* _TASK TO COMPLETE_
Go through the records and extract every line with the word "muncă".

Data extracted from a collection

------------------------------------------------------------

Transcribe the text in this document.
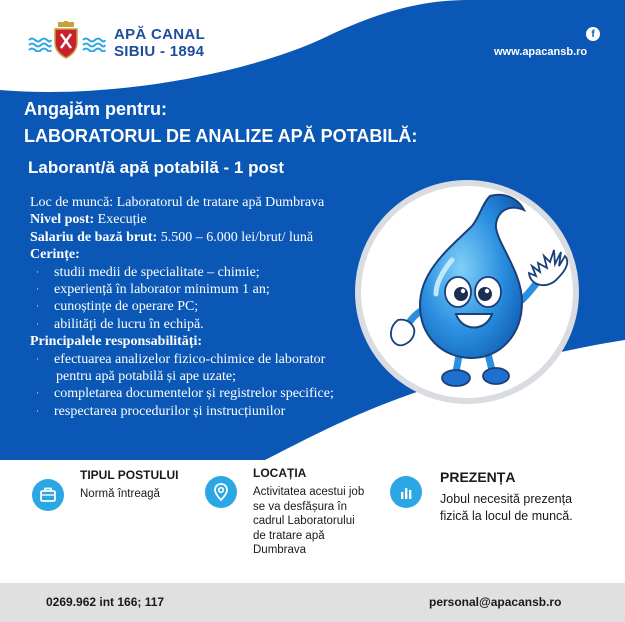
APĂ CANAL
SIBIU - 1894
f
www.apacansb.ro
Angajăm pentru:
LABORATORUL DE ANALIZE APĂ POTABILĂ:
Laborant/ă apă potabilă - 1 post
Loc de muncă: Laboratorul de tratare apă Dumbrava
Nivel post: Execuție
Salariu de bază brut: 5.500 – 6.000 lei/brut/ lună
Cerințe:
· studii medii de specialitate – chimie;
· experiență în laborator minimum 1 an;
· cunoștințe de operare PC;
· abilități de lucru în echipă.
Principalele responsabilități:
· efectuarea analizelor fizico-chimice de laborator
pentru apă potabilă și ape uzate;
· completarea documentelor și registrelor specifice;
· respectarea procedurilor și instrucțiunilor
TIPUL POSTULUI
Normă întreagă
LOCAȚIA
Activitatea acestui job
se va desfășura în
cadrul Laboratorului
de tratare apă
Dumbrava
PREZENȚA
Jobul necesită prezența
fizică la locul de muncă.
0269.962 int 166; 117	personal@apacansb.ro
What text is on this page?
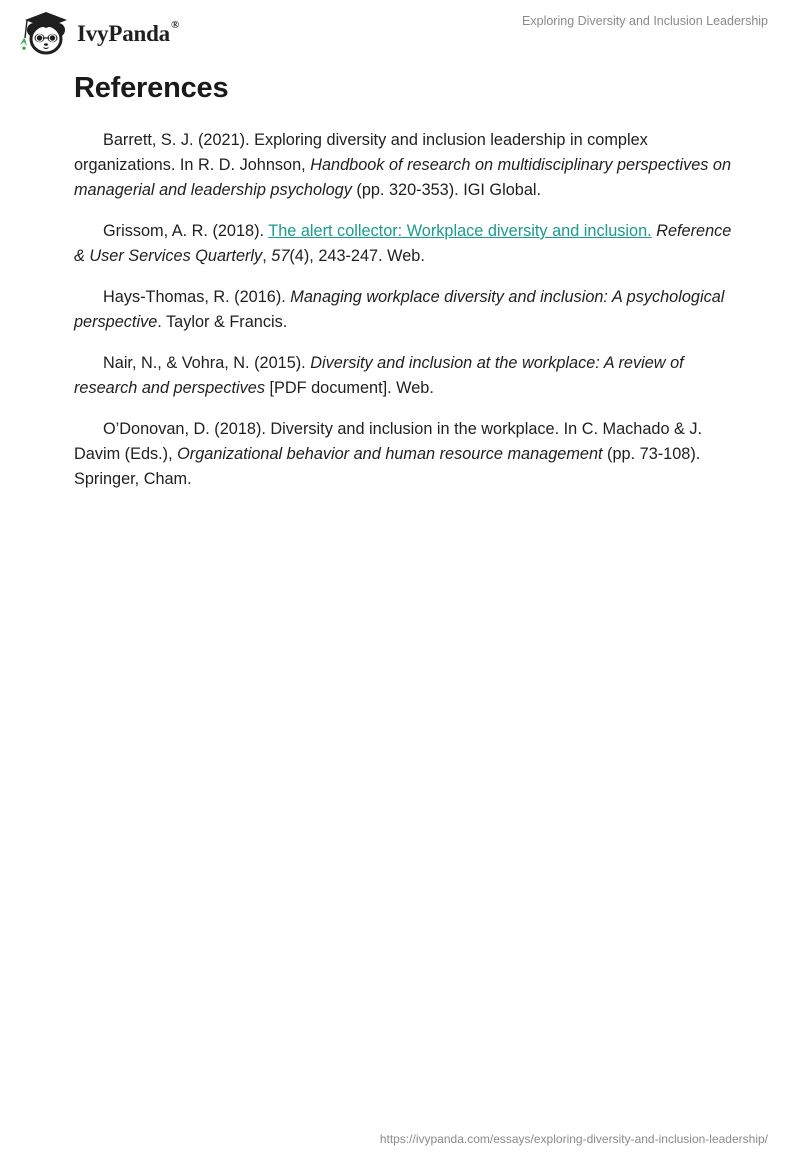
IvyPanda®	Exploring Diversity and Inclusion Leadership
References

Barrett, S. J. (2021). Exploring diversity and inclusion leadership in complex organizations. In R. D. Johnson, Handbook of research on multidisciplinary perspectives on managerial and leadership psychology (pp. 320-353). IGI Global.

Grissom, A. R. (2018). The alert collector: Workplace diversity and inclusion. Reference & User Services Quarterly, 57(4), 243-247. Web.

Hays-Thomas, R. (2016). Managing workplace diversity and inclusion: A psychological perspective. Taylor & Francis.

Nair, N., & Vohra, N. (2015). Diversity and inclusion at the workplace: A review of research and perspectives [PDF document]. Web.

O’Donovan, D. (2018). Diversity and inclusion in the workplace. In C. Machado & J. Davim (Eds.), Organizational behavior and human resource management (pp. 73-108). Springer, Cham.

https://ivypanda.com/essays/exploring-diversity-and-inclusion-leadership/
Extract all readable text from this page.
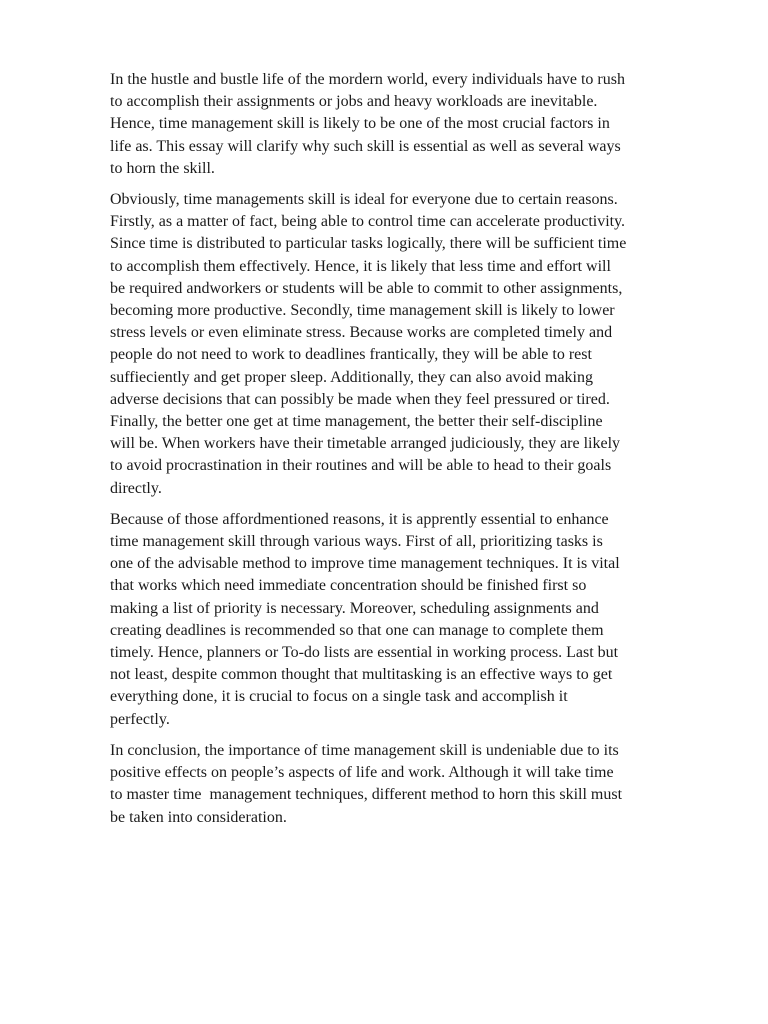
In the hustle and bustle life of the mordern world, every individuals have to rush
to accomplish their assignments or jobs and heavy workloads are inevitable.
Hence, time management skill is likely to be one of the most crucial factors in
life as. This essay will clarify why such skill is essential as well as several ways
to horn the skill.

Obviously, time managements skill is ideal for everyone due to certain reasons.
Firstly, as a matter of fact, being able to control time can accelerate productivity.
Since time is distributed to particular tasks logically, there will be sufficient time
to accomplish them effectively. Hence, it is likely that less time and effort will
be required andworkers or students will be able to commit to other assignments,
becoming more productive. Secondly, time management skill is likely to lower
stress levels or even eliminate stress. Because works are completed timely and
people do not need to work to deadlines frantically, they will be able to rest
suffieciently and get proper sleep. Additionally, they can also avoid making
adverse decisions that can possibly be made when they feel pressured or tired.
Finally, the better one get at time management, the better their self-discipline
will be. When workers have their timetable arranged judiciously, they are likely
to avoid procrastination in their routines and will be able to head to their goals
directly.

Because of those affordmentioned reasons, it is apprently essential to enhance
time management skill through various ways. First of all, prioritizing tasks is
one of the advisable method to improve time management techniques. It is vital
that works which need immediate concentration should be finished first so
making a list of priority is necessary. Moreover, scheduling assignments and
creating deadlines is recommended so that one can manage to complete them
timely. Hence, planners or To-do lists are essential in working process. Last but
not least, despite common thought that multitasking is an effective ways to get
everything done, it is crucial to focus on a single task and accomplish it
perfectly.

In conclusion, the importance of time management skill is undeniable due to its
positive effects on people’s aspects of life and work. Although it will take time
to master time  management techniques, different method to horn this skill must
be taken into consideration.
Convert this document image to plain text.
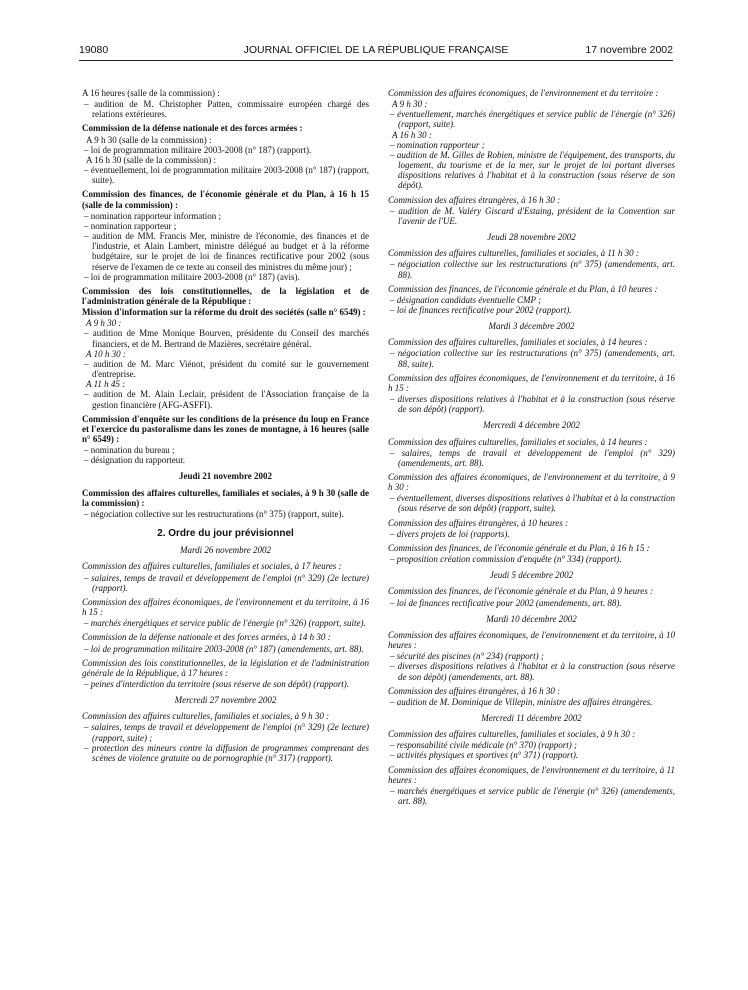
19080	JOURNAL OFFICIEL DE LA RÉPUBLIQUE FRANÇAISE	17 novembre 2002

A 16 heures (salle de la commission) :

– audition de M. Christopher Patten, commissaire européen chargé des relations extérieures.

Commission de la défense nationale et des forces armées :

A 9 h 30 (salle de la commission) :

– loi de programmation militaire 2003-2008 (n° 187) (rapport).

A 16 h 30 (salle de la commission) :

– éventuellement, loi de programmation militaire 2003-2008 (n° 187) (rapport, suite).

Commission des finances, de l'économie générale et du Plan, à 16 h 15 (salle de la commission) :

– nomination rapporteur information ;

– nomination rapporteur ;

– audition de MM. Francis Mer, ministre de l'économie, des finances et de l'industrie, et Alain Lambert, ministre délégué au budget et à la réforme budgétaire, sur le projet de loi de finances rectificative pour 2002 (sous réserve de l'examen de ce texte au conseil des ministres du même jour) ;

– loi de programmation militaire 2003-2008 (n° 187) (avis).

Commission des lois constitutionnelles, de la législation et de l'administration générale de la République :

Mission d'information sur la réforme du droit des sociétés (salle n° 6549) :

A 9 h 30 :

– audition de Mme Monique Bourven, présidente du Conseil des marchés financiers, et de M. Bertrand de Mazières, secrétaire général.

A 10 h 30 :

– audition de M. Marc Viénot, président du comité sur le gouvernement d'entreprise.

A 11 h 45 :

– audition de M. Alain Leclair, président de l'Association française de la gestion financière (AFG-ASFFI).

Commission d'enquête sur les conditions de la présence du loup en France et l'exercice du pastoralisme dans les zones de montagne, à 16 heures (salle n° 6549) :

– nomination du bureau ;

– désignation du rapporteur.

Jeudi 21 novembre 2002

Commission des affaires culturelles, familiales et sociales, à 9 h 30 (salle de la commission) :

– négociation collective sur les restructurations (n° 375) (rapport, suite).

2. Ordre du jour prévisionnel

Mardi 26 novembre 2002

Commission des affaires culturelles, familiales et sociales, à 17 heures :

– salaires, temps de travail et développement de l'emploi (n° 329) (2e lecture) (rapport).

Commission des affaires économiques, de l'environnement et du territoire, à 16 h 15 :

– marchés énergétiques et service public de l'énergie (n° 326) (rapport, suite).

Commission de la défense nationale et des forces armées, à 14 h 30 :

– loi de programmation militaire 2003-2008 (n° 187) (amendements, art. 88).

Commission des lois constitutionnelles, de la législation et de l'administration générale de la République, à 17 heures :

– peines d'interdiction du territoire (sous réserve de son dépôt) (rapport).

Mercredi 27 novembre 2002

Commission des affaires culturelles, familiales et sociales, à 9 h 30 :

– salaires, temps de travail et développement de l'emploi (n° 329) (2e lecture) (rapport, suite) ;

– protection des mineurs contre la diffusion de programmes comprenant des scènes de violence gratuite ou de pornographie (n° 317) (rapport).

Commission des affaires économiques, de l'environnement et du territoire :

A 9 h 30 :

– éventuellement, marchés énergétiques et service public de l'énergie (n° 326) (rapport, suite).

A 16 h 30 :

– nomination rapporteur ;

– audition de M. Gilles de Robien, ministre de l'équipement, des transports, du logement, du tourisme et de la mer, sur le projet de loi portant diverses dispositions relatives à l'habitat et à la construction (sous réserve de son dépôt).

Commission des affaires étrangères, à 16 h 30 :

– audition de M. Valéry Giscard d'Estaing, président de la Convention sur l'avenir de l'UE.

Jeudi 28 novembre 2002

Commission des affaires culturelles, familiales et sociales, à 11 h 30 :

– négociation collective sur les restructurations (n° 375) (amendements, art. 88).

Commission des finances, de l'économie générale et du Plan, à 10 heures :

– désignation candidats éventuelle CMP ;

– loi de finances rectificative pour 2002 (rapport).

Mardi 3 décembre 2002

Commission des affaires culturelles, familiales et sociales, à 14 heures :

– négociation collective sur les restructurations (n° 375) (amendements, art. 88, suite).

Commission des affaires économiques, de l'environnement et du territoire, à 16 h 15 :

– diverses dispositions relatives à l'habitat et à la construction (sous réserve de son dépôt) (rapport).

Mercredi 4 décembre 2002

Commission des affaires culturelles, familiales et sociales, à 14 heures :

– salaires, temps de travail et développement de l'emploi (n° 329) (amendements, art. 88).

Commission des affaires économiques, de l'environnement et du territoire, à 9 h 30 :

– éventuellement, diverses dispositions relatives à l'habitat et à la construction (sous réserve de son dépôt) (rapport, suite).

Commission des affaires étrangères, à 10 heures :

– divers projets de loi (rapports).

Commission des finances, de l'économie générale et du Plan, à 16 h 15 :

– proposition création commission d'enquête (n° 334) (rapport).

Jeudi 5 décembre 2002

Commission des finances, de l'économie générale et du Plan, à 9 heures :

– loi de finances rectificative pour 2002 (amendements, art. 88).

Mardi 10 décembre 2002

Commission des affaires économiques, de l'environnement et du territoire, à 10 heures :

– sécurité des piscines (n° 234) (rapport) ;

– diverses dispositions relatives à l'habitat et à la construction (sous réserve de son dépôt) (amendements, art. 88).

Commission des affaires étrangères, à 16 h 30 :

– audition de M. Dominique de Villepin, ministre des affaires étrangères.

Mercredi 11 décembre 2002

Commission des affaires culturelles, familiales et sociales, à 9 h 30 :

– responsabilité civile médicale (n° 370) (rapport) ;

– activités physiques et sportives (n° 371) (rapport).

Commission des affaires économiques, de l'environnement et du territoire, à 11 heures :

– marchés énergétiques et service public de l'énergie (n° 326) (amendements, art. 88).
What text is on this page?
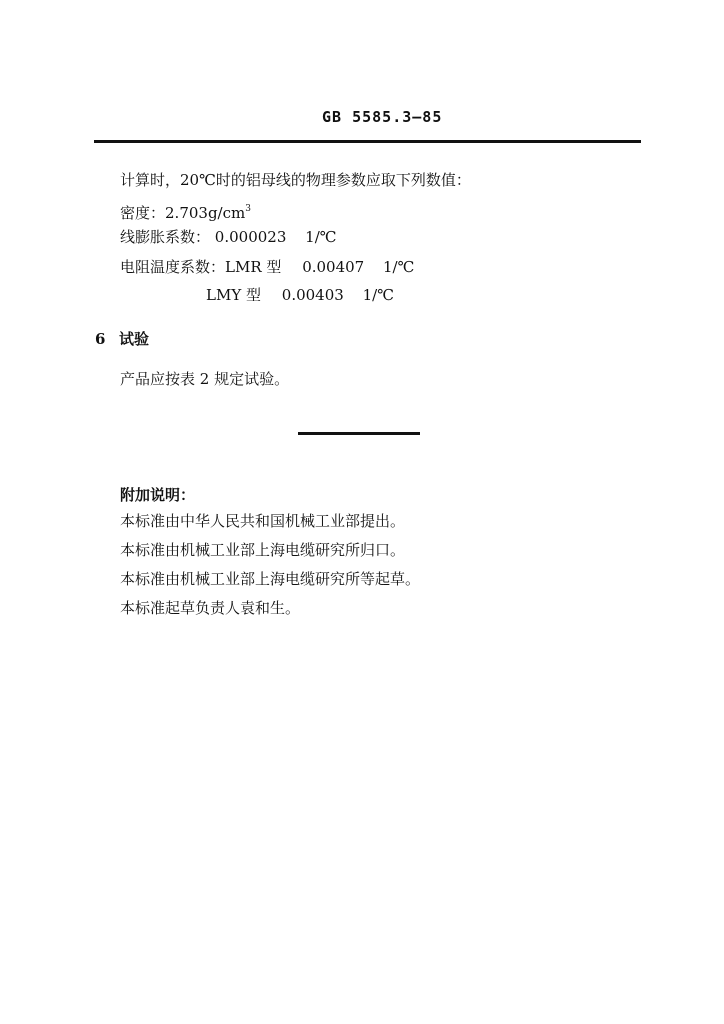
GB 5585.3—85
计算时，20℃时的铝母线的物理参数应取下列数值：
密度：$2.703g/cm^3$
线膨胀系数： 0.000023 1/℃
电阻温度系数：LMR 型 0.00407 1/℃
LMY 型 0.00403 1/℃
6 试验
产品应按表 2 规定试验。
附加说明：
本标准由中华人民共和国机械工业部提出。
本标准由机械工业部上海电缆研究所归口。
本标准由机械工业部上海电缆研究所等起草。
本标准起草负责人袁和生。
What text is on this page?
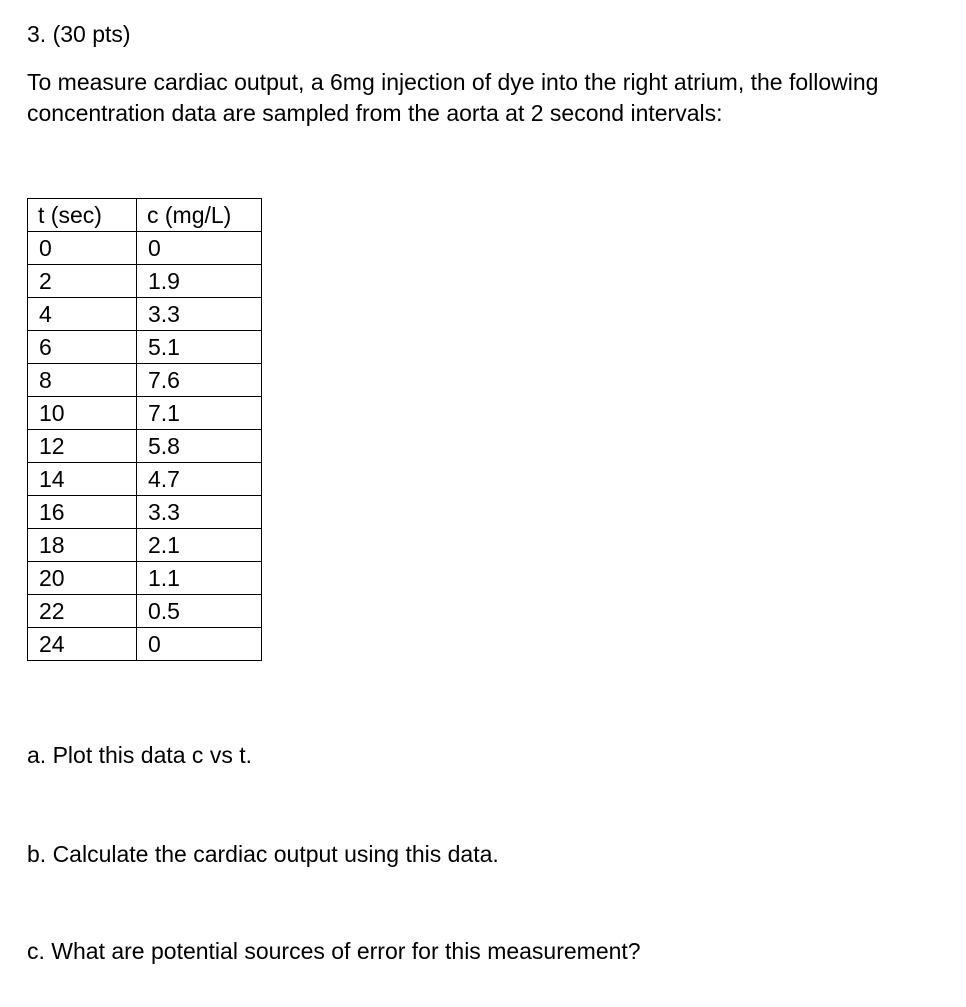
3. (30 pts)
To measure cardiac output, a 6mg injection of dye into the right atrium, the following
concentration data are sampled from the aorta at 2 second intervals:
t (sec)	c (mg/L)
0	0
2	1.9
4	3.3
6	5.1
8	7.6
10	7.1
12	5.8
14	4.7
16	3.3
18	2.1
20	1.1
22	0.5
24	0
a. Plot this data c vs t.
b. Calculate the cardiac output using this data.
c. What are potential sources of error for this measurement?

------------------------------------------------------------

* _OUTPUT_
Loc de muncă: Laboratorul de tratare apă Dumbrava
fizică la locul de muncă.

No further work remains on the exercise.